▸ GIVEN PROBLEM: Report how many lines contain "page"; state the number and nothing else.

[Entries from a dataset]
=====
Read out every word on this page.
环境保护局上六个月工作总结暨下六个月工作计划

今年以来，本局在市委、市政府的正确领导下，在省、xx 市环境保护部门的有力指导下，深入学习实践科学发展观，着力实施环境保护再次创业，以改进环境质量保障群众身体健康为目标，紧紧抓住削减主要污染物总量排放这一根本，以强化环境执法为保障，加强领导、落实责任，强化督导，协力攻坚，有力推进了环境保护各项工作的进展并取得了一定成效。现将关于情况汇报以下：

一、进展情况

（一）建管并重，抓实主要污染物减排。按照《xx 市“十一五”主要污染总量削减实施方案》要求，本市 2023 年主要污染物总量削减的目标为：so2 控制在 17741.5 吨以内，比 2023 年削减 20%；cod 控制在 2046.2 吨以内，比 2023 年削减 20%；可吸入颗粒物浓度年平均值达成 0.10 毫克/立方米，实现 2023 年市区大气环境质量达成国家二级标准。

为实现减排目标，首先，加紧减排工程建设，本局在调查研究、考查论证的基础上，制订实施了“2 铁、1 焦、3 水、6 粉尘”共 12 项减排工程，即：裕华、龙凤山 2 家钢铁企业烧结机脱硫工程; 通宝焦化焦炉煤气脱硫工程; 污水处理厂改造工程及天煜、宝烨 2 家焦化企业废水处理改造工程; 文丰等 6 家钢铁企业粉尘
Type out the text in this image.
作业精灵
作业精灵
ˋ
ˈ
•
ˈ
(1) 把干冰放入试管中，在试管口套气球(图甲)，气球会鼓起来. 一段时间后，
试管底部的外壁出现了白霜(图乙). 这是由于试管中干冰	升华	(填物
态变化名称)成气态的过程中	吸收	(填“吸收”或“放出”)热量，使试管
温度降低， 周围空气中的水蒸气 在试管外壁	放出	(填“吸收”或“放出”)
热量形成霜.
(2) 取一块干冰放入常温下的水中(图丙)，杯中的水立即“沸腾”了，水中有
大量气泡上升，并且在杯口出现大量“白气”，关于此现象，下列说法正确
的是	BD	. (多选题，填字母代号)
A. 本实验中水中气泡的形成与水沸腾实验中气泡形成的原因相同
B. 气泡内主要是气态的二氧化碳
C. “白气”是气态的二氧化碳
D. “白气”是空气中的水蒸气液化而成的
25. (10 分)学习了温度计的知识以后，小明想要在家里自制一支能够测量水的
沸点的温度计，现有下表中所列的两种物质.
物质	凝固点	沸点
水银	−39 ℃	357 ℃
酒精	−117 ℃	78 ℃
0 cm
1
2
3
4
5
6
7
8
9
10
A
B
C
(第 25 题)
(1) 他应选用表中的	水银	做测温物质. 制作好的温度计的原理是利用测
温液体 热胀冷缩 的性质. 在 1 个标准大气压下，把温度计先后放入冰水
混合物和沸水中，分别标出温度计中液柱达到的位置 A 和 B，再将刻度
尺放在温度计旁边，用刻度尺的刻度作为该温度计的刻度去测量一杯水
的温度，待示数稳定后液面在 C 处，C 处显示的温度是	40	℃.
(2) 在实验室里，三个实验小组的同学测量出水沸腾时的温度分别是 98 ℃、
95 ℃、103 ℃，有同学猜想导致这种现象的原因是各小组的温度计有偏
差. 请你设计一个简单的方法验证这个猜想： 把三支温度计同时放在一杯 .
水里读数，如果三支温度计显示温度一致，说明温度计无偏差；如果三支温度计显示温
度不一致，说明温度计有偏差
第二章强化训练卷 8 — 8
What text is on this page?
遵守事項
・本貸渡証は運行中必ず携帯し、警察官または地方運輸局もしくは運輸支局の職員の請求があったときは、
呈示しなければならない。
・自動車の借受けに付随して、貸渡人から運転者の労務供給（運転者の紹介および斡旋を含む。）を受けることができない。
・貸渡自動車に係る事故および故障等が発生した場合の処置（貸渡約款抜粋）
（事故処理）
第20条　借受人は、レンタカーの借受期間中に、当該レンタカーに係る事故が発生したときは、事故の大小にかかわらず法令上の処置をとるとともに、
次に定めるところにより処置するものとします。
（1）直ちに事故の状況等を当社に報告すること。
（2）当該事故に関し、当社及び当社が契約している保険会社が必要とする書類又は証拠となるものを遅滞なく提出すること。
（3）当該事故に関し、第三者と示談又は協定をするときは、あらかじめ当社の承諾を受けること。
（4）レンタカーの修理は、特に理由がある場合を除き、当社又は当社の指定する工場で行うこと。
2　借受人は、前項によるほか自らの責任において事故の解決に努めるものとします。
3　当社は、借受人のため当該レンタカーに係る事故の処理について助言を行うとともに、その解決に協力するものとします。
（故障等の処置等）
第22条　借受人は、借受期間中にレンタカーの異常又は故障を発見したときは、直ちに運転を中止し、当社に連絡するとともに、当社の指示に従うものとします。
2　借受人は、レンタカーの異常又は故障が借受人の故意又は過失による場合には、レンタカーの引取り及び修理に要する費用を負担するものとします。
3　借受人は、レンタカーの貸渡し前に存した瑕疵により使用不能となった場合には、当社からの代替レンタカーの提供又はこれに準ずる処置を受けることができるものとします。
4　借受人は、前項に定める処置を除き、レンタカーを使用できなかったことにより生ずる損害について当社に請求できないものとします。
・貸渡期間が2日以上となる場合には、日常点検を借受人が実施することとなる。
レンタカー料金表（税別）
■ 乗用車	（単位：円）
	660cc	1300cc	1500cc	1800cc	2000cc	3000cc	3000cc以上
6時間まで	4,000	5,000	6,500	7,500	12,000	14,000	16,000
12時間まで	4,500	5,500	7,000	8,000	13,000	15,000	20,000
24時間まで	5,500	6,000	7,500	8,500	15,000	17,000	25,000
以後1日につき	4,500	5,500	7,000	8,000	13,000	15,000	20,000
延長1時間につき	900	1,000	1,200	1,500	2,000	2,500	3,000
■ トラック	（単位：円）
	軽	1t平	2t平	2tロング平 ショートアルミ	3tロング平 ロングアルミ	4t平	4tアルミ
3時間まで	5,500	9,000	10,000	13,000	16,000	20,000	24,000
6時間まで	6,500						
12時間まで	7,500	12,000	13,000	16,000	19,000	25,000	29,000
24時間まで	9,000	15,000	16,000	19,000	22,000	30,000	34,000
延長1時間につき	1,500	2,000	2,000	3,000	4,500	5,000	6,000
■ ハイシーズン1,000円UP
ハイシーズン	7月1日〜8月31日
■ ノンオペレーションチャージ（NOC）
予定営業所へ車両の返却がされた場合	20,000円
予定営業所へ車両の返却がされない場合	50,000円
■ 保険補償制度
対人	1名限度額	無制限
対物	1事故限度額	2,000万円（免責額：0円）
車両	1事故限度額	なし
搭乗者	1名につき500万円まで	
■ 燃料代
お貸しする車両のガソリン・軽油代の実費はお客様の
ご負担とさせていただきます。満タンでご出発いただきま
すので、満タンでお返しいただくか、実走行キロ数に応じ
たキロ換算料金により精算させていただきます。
=====
▸ SOLUTION BELOW: 2